(Chart and figure data)

- - - - -

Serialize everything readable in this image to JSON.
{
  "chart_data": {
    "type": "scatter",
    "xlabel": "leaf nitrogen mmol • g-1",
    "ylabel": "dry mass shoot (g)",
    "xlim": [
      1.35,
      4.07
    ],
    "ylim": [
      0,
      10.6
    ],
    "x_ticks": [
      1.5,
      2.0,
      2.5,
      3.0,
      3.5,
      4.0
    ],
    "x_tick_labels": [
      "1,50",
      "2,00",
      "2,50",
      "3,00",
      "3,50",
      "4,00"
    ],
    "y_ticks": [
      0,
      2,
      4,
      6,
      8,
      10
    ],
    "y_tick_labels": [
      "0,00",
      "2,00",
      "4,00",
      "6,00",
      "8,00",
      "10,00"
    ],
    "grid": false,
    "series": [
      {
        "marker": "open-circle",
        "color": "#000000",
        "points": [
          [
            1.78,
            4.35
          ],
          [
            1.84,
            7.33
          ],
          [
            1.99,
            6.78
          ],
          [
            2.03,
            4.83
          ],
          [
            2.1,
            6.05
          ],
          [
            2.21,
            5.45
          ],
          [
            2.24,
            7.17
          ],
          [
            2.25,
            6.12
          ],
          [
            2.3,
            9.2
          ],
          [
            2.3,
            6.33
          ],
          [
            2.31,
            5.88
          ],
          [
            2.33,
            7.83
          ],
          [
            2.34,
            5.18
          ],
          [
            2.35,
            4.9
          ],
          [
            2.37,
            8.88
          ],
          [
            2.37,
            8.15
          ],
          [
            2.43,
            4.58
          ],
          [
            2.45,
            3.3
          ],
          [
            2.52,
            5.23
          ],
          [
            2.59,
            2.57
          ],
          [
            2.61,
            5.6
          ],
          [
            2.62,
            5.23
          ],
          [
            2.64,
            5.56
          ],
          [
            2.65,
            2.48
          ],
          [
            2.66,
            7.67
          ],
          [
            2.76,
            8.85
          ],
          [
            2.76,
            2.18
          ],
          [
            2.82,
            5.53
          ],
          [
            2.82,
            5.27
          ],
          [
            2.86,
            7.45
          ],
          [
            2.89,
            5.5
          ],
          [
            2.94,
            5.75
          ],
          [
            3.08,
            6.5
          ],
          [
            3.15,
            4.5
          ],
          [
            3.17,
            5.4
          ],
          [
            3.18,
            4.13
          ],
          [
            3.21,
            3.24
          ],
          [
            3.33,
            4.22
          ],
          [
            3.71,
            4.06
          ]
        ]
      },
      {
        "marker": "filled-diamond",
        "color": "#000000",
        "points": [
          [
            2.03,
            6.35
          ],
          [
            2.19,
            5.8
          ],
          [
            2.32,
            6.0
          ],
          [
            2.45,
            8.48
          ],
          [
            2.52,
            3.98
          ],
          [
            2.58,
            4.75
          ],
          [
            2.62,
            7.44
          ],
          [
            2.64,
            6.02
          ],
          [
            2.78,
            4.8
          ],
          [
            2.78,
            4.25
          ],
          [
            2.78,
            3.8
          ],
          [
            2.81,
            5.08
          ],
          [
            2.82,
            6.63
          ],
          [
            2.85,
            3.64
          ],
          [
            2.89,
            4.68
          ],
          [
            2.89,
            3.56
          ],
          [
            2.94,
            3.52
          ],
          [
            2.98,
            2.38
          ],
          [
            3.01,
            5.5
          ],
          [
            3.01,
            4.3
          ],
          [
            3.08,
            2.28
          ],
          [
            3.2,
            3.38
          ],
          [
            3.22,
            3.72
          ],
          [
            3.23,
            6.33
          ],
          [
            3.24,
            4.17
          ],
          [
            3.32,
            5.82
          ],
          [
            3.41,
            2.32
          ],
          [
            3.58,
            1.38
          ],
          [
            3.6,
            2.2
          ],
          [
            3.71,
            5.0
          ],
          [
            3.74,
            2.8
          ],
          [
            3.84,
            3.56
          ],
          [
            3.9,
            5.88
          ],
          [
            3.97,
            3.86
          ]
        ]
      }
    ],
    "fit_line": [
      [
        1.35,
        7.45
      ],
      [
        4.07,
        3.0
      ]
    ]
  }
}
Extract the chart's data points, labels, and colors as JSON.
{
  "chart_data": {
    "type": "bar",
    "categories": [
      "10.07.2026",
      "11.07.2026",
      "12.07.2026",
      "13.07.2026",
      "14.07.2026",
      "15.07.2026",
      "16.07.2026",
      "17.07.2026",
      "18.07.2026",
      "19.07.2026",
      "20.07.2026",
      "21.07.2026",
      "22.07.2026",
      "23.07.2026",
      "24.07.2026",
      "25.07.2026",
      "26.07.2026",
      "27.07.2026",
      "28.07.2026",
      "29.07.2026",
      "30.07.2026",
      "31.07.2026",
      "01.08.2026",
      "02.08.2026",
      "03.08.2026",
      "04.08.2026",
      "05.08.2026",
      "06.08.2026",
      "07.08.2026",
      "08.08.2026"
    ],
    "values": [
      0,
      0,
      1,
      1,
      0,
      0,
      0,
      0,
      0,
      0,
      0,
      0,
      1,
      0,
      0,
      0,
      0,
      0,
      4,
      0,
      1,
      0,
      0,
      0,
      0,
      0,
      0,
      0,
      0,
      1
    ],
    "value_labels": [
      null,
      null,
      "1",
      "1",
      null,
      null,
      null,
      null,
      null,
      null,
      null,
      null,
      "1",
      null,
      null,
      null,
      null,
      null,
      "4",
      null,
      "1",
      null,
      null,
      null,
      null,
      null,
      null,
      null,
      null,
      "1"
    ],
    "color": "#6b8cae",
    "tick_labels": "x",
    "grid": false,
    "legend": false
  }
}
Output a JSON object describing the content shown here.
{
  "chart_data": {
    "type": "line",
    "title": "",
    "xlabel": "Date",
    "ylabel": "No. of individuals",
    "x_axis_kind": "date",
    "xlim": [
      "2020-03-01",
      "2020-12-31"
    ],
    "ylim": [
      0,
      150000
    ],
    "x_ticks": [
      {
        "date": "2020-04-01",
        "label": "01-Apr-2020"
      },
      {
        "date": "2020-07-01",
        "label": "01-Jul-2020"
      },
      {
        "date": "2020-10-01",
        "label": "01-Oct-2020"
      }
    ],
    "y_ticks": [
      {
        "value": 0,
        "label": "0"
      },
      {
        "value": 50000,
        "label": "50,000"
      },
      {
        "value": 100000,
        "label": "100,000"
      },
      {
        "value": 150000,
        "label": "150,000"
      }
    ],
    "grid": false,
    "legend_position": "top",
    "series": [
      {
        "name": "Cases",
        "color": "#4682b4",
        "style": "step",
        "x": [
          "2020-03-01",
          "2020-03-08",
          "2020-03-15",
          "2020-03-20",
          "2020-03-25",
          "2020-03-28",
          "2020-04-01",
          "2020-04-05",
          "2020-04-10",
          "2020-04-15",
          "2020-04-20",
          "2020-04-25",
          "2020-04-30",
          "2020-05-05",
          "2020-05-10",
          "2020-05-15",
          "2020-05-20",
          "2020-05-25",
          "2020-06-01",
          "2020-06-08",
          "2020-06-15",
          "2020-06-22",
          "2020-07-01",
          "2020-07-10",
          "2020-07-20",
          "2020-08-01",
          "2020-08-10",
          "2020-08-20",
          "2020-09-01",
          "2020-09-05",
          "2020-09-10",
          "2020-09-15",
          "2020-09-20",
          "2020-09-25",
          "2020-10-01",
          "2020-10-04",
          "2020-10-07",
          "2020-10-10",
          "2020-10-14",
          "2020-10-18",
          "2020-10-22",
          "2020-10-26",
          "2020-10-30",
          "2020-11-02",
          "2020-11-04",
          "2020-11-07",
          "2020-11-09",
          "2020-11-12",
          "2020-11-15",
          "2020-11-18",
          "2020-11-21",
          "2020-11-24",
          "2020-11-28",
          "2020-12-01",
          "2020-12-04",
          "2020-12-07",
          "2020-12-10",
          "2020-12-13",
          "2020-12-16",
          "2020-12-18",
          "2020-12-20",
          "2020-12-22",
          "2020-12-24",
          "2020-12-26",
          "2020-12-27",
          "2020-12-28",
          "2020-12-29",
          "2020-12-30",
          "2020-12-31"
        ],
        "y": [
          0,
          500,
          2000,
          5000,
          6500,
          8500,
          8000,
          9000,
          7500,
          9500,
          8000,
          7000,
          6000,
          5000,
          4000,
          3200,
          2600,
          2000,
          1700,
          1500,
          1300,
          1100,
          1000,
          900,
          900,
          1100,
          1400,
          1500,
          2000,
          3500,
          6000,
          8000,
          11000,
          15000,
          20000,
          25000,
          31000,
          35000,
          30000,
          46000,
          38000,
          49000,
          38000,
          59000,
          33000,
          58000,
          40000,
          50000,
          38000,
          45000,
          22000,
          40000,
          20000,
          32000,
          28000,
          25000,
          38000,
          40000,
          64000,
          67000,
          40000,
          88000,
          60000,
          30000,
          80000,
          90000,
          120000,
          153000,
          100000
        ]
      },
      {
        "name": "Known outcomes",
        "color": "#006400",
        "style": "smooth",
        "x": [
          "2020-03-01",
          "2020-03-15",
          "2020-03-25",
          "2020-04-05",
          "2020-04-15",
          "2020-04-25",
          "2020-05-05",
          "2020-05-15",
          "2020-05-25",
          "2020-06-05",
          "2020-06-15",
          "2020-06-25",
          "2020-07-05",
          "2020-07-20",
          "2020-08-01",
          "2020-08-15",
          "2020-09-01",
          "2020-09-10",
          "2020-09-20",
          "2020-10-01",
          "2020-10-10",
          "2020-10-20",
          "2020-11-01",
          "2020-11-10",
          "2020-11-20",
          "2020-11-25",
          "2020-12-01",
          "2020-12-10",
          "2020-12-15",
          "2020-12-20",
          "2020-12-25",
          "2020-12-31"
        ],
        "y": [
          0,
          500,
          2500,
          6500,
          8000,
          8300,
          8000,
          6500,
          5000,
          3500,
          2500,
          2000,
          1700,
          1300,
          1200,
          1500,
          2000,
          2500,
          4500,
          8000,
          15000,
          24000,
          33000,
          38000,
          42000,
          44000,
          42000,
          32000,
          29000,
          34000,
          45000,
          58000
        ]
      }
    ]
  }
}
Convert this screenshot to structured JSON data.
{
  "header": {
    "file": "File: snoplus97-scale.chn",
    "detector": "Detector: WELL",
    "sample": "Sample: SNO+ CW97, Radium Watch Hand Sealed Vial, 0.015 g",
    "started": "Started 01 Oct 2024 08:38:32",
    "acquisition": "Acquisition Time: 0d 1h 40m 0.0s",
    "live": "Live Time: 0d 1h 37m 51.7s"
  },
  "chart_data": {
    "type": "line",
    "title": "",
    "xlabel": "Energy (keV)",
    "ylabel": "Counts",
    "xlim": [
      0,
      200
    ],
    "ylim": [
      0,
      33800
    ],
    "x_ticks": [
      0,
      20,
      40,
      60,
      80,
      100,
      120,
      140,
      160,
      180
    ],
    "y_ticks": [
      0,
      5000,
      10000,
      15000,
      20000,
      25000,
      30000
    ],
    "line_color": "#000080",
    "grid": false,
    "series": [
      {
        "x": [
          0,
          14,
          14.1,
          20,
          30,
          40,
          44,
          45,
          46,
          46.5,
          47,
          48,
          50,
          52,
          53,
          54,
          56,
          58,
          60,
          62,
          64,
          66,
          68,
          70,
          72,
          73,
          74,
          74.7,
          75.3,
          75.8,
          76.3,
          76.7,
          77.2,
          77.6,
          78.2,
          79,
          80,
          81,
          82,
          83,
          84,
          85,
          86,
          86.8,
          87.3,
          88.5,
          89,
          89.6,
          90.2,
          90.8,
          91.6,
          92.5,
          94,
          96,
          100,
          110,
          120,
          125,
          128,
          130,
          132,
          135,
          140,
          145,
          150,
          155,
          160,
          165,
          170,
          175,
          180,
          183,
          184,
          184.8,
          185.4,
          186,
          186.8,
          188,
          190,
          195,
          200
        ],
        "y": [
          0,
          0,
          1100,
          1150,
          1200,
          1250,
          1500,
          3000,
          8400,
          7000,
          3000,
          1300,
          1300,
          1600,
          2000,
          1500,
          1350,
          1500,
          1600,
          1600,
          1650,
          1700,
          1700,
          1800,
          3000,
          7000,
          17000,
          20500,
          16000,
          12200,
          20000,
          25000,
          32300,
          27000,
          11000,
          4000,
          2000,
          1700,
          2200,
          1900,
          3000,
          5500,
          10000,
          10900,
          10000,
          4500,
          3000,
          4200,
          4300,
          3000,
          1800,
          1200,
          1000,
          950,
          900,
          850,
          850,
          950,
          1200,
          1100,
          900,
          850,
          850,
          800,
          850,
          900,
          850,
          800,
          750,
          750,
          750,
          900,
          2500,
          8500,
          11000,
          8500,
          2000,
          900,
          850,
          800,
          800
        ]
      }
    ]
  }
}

- - - - -

◆ Stated problem ◆
Copy every line of the data that holds the string "marker".

◆ Problem solution ◆
        "marker": "open-circle",
        "marker": "filled-diamond",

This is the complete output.